# EXERCISE INPUTS start

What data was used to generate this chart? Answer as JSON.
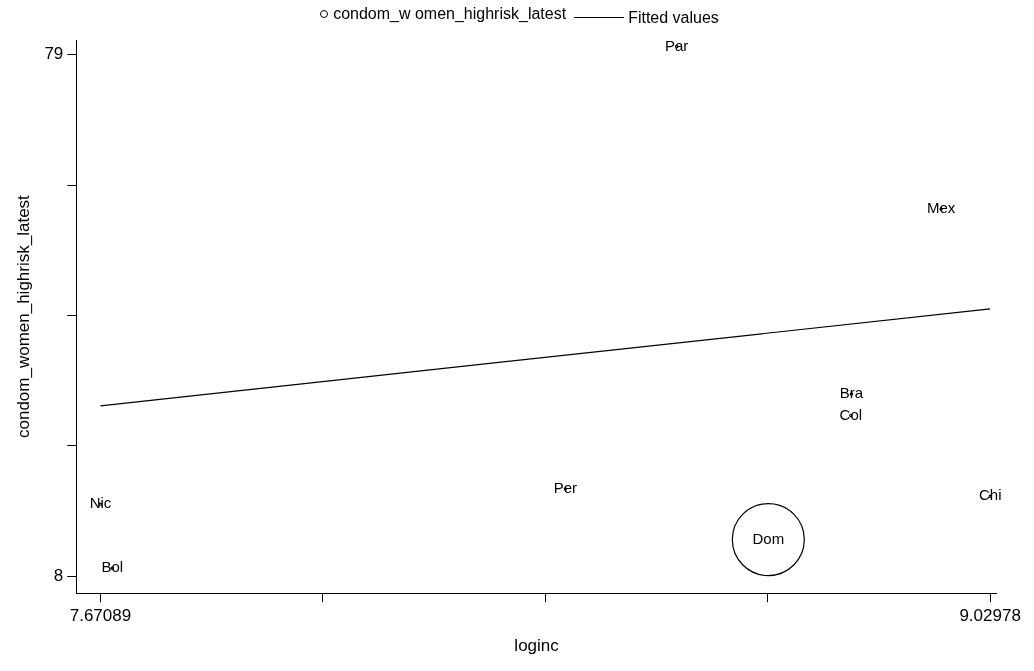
{
  "chart_data": {
    "type": "bubble",
    "xlabel": "loginc",
    "ylabel": "condom_women_highrisk_latest",
    "legend": "top",
    "marker": "circle",
    "grid": false,
    "xlim": [
      7.634,
      9.04
    ],
    "ylim": [
      5.7,
      81
    ],
    "xticks": [
      7.67089,
      {
        "value": 8.01061,
        "label": null
      },
      {
        "value": 8.35033,
        "label": null
      },
      {
        "value": 8.69006,
        "label": null
      },
      9.02978
    ],
    "yticks": [
      8,
      {
        "value": 25.75,
        "label": null
      },
      {
        "value": 43.5,
        "label": null
      },
      {
        "value": 61.25,
        "label": null
      },
      79
    ],
    "series": [
      {
        "name": "condom_w omen_highrisk_latest",
        "color": "#000000",
        "x": [
          8.551,
          8.955,
          8.818,
          8.817,
          8.381,
          7.671,
          9.03,
          8.691,
          7.689
        ],
        "values": [
          80.1,
          58.0,
          32.8,
          29.9,
          19.9,
          17.8,
          18.9,
          13.0,
          9.1
        ],
        "sizes": [
          0.001,
          0.001,
          0.001,
          0.001,
          0.001,
          0.001,
          0.001,
          1,
          0.001
        ]
      },
      {
        "name": "Fitted values",
        "type": "line",
        "marker": "none",
        "color": "#000000",
        "x": [
          7.67089,
          9.02978
        ],
        "values": [
          31.2,
          44.4
        ]
      }
    ],
    "annotations": [
      {
        "text": "Par",
        "x": 8.551,
        "y": 80.1
      },
      {
        "text": "Mex",
        "x": 8.955,
        "y": 58.0
      },
      {
        "text": "Bra",
        "x": 8.818,
        "y": 32.8
      },
      {
        "text": "Col",
        "x": 8.817,
        "y": 29.9
      },
      {
        "text": "Per",
        "x": 8.381,
        "y": 19.9
      },
      {
        "text": "Nic",
        "x": 7.671,
        "y": 17.8
      },
      {
        "text": "Chi",
        "x": 9.03,
        "y": 18.9
      },
      {
        "text": "Dom",
        "x": 8.691,
        "y": 13.0
      },
      {
        "text": "Bol",
        "x": 7.689,
        "y": 9.1
      }
    ]
  }
}
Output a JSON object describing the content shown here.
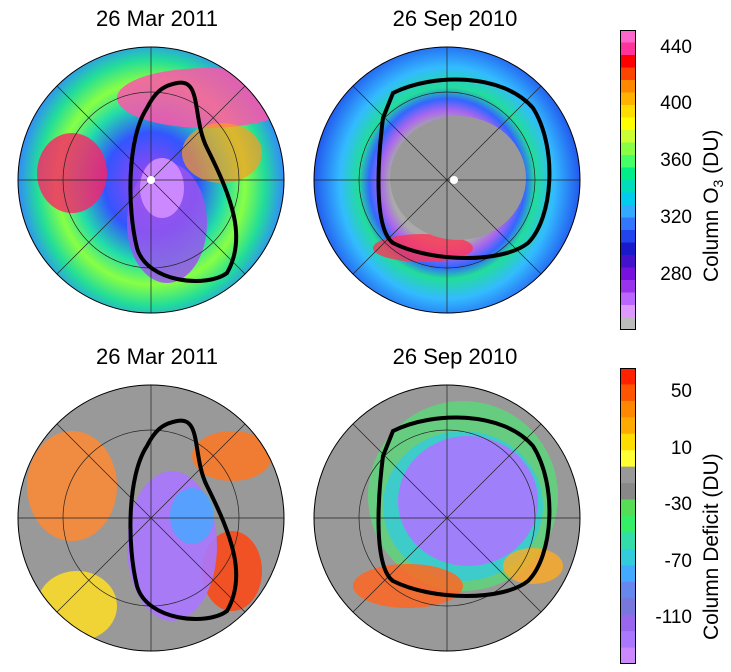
{
  "chart_data": [
    {
      "type": "heatmap",
      "title": "26 Mar 2011",
      "hemisphere": "north",
      "quantity": "column_o3",
      "vortex_edge": "bold black contour"
    },
    {
      "type": "heatmap",
      "title": "26 Sep 2010",
      "hemisphere": "south",
      "quantity": "column_o3",
      "vortex_edge": "bold black contour"
    },
    {
      "type": "heatmap",
      "title": "26 Mar 2011",
      "hemisphere": "north",
      "quantity": "column_deficit",
      "vortex_edge": "bold black contour"
    },
    {
      "type": "heatmap",
      "title": "26 Sep 2010",
      "hemisphere": "south",
      "quantity": "column_deficit",
      "vortex_edge": "bold black contour"
    }
  ],
  "colorbars": {
    "o3": {
      "label_main": "Column O",
      "label_sub": "3",
      "label_unit": " (DU)",
      "ticks": [
        "440",
        "400",
        "360",
        "320",
        "280"
      ],
      "colors": [
        "#ff66cc",
        "#ff3399",
        "#ff0000",
        "#ff4400",
        "#ff8800",
        "#ffb300",
        "#ffdd00",
        "#ffff00",
        "#ccff33",
        "#88ff44",
        "#44ff66",
        "#00ee88",
        "#00ddbb",
        "#00ccee",
        "#33aaff",
        "#3377ff",
        "#2244ee",
        "#1a1acc",
        "#4411cc",
        "#7711dd",
        "#9933ee",
        "#bb66ff",
        "#dd99ff",
        "#bbbbbb"
      ]
    },
    "deficit": {
      "label": "Column Deficit (DU)",
      "ticks": [
        "50",
        "10",
        "-30",
        "-70",
        "-110"
      ],
      "colors": [
        "#ff2200",
        "#ff5500",
        "#ff8800",
        "#ffaa00",
        "#ffdd00",
        "#ffff33",
        "#999999",
        "#888888",
        "#55dd55",
        "#33ee66",
        "#33ddaa",
        "#33ccdd",
        "#44aaff",
        "#6688ee",
        "#7777dd",
        "#9966ee",
        "#aa77ff",
        "#cc88ff"
      ]
    }
  }
}
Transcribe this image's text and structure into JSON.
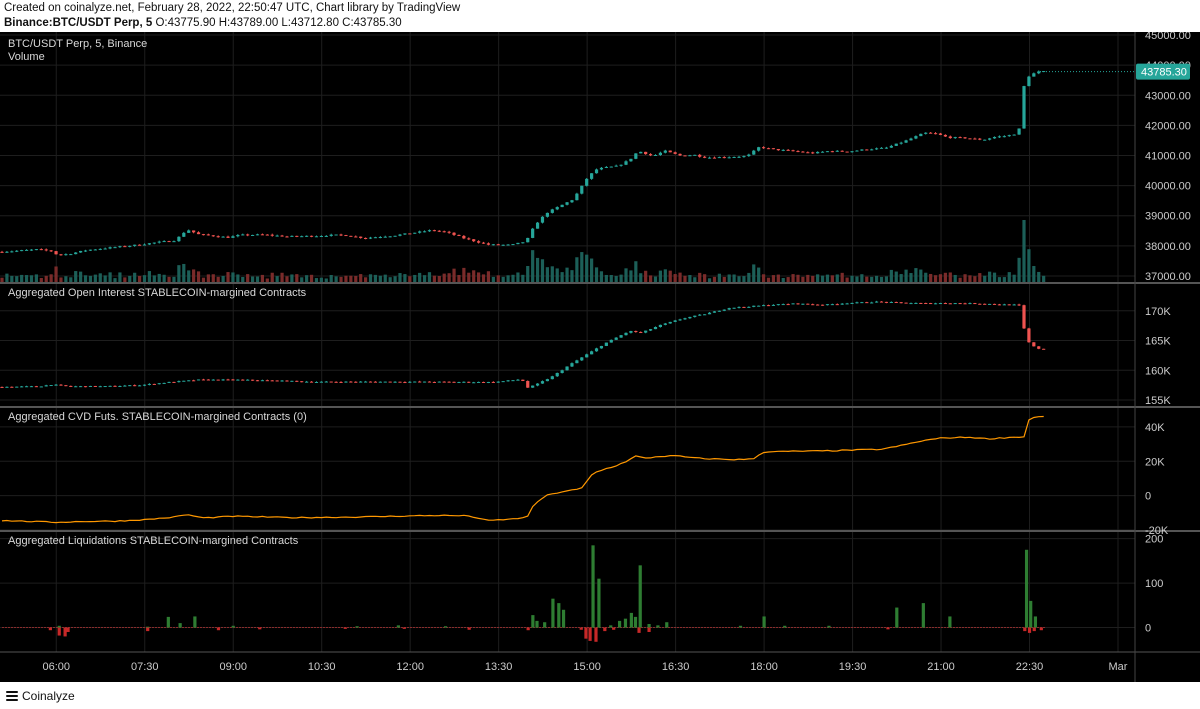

# EXERCISE INPUTS end

All the records above need to be given again word for word. Skip the pictures.

What data was used to generate this chart? Answer as JSON.
{
  "chart_data": {
    "type": "bubble",
    "xlabel": "loginc",
    "ylabel": "condom_women_highrisk_latest",
    "legend": "top",
    "marker": "circle",
    "grid": false,
    "xlim": [
      7.634,
      9.04
    ],
    "ylim": [
      5.7,
      81
    ],
    "xticks": [
      7.67089,
      {
        "value": 8.01061,
        "label": null
      },
      {
        "value": 8.35033,
        "label": null
      },
      {
        "value": 8.69006,
        "label": null
      },
      9.02978
    ],
    "yticks": [
      8,
      {
        "value": 25.75,
        "label": null
      },
      {
        "value": 43.5,
        "label": null
      },
      {
        "value": 61.25,
        "label": null
      },
      79
    ],
    "series": [
      {
        "name": "condom_w omen_highrisk_latest",
        "color": "#000000",
        "x": [
          8.551,
          8.955,
          8.818,
          8.817,
          8.381,
          7.671,
          9.03,
          8.691,
          7.689
        ],
        "values": [
          80.1,
          58.0,
          32.8,
          29.9,
          19.9,
          17.8,
          18.9,
          13.0,
          9.1
        ],
        "sizes": [
          0.001,
          0.001,
          0.001,
          0.001,
          0.001,
          0.001,
          0.001,
          1,
          0.001
        ]
      },
      {
        "name": "Fitted values",
        "type": "line",
        "marker": "none",
        "color": "#000000",
        "x": [
          7.67089,
          9.02978
        ],
        "values": [
          31.2,
          44.4
        ]
      }
    ],
    "annotations": [
      {
        "text": "Par",
        "x": 8.551,
        "y": 80.1
      },
      {
        "text": "Mex",
        "x": 8.955,
        "y": 58.0
      },
      {
        "text": "Bra",
        "x": 8.818,
        "y": 32.8
      },
      {
        "text": "Col",
        "x": 8.817,
        "y": 29.9
      },
      {
        "text": "Per",
        "x": 8.381,
        "y": 19.9
      },
      {
        "text": "Nic",
        "x": 7.671,
        "y": 17.8
      },
      {
        "text": "Chi",
        "x": 9.03,
        "y": 18.9
      },
      {
        "text": "Dom",
        "x": 8.691,
        "y": 13.0
      },
      {
        "text": "Bol",
        "x": 7.689,
        "y": 9.1
      }
    ]
  }
}
Output a JSON object describing the content shown here.
{
  "chart_data": [
    {
      "type": "heatmap",
      "title": "26 Mar 2011",
      "hemisphere": "north",
      "quantity": "column_o3",
      "vortex_edge": "bold black contour"
    },
    {
      "type": "heatmap",
      "title": "26 Sep 2010",
      "hemisphere": "south",
      "quantity": "column_o3",
      "vortex_edge": "bold black contour"
    },
    {
      "type": "heatmap",
      "title": "26 Mar 2011",
      "hemisphere": "north",
      "quantity": "column_deficit",
      "vortex_edge": "bold black contour"
    },
    {
      "type": "heatmap",
      "title": "26 Sep 2010",
      "hemisphere": "south",
      "quantity": "column_deficit",
      "vortex_edge": "bold black contour"
    }
  ],
  "colorbars": {
    "o3": {
      "label_main": "Column O",
      "label_sub": "3",
      "label_unit": " (DU)",
      "ticks": [
        "440",
        "400",
        "360",
        "320",
        "280"
      ],
      "colors": [
        "#ff66cc",
        "#ff3399",
        "#ff0000",
        "#ff4400",
        "#ff8800",
        "#ffb300",
        "#ffdd00",
        "#ffff00",
        "#ccff33",
        "#88ff44",
        "#44ff66",
        "#00ee88",
        "#00ddbb",
        "#00ccee",
        "#33aaff",
        "#3377ff",
        "#2244ee",
        "#1a1acc",
        "#4411cc",
        "#7711dd",
        "#9933ee",
        "#bb66ff",
        "#dd99ff",
        "#bbbbbb"
      ]
    },
    "deficit": {
      "label": "Column Deficit (DU)",
      "ticks": [
        "50",
        "10",
        "-30",
        "-70",
        "-110"
      ],
      "colors": [
        "#ff2200",
        "#ff5500",
        "#ff8800",
        "#ffaa00",
        "#ffdd00",
        "#ffff33",
        "#999999",
        "#888888",
        "#55dd55",
        "#33ee66",
        "#33ddaa",
        "#33ccdd",
        "#44aaff",
        "#6688ee",
        "#7777dd",
        "#9966ee",
        "#aa77ff",
        "#cc88ff"
      ]
    }
  }
}
Transcribe this image's text and structure into JSON.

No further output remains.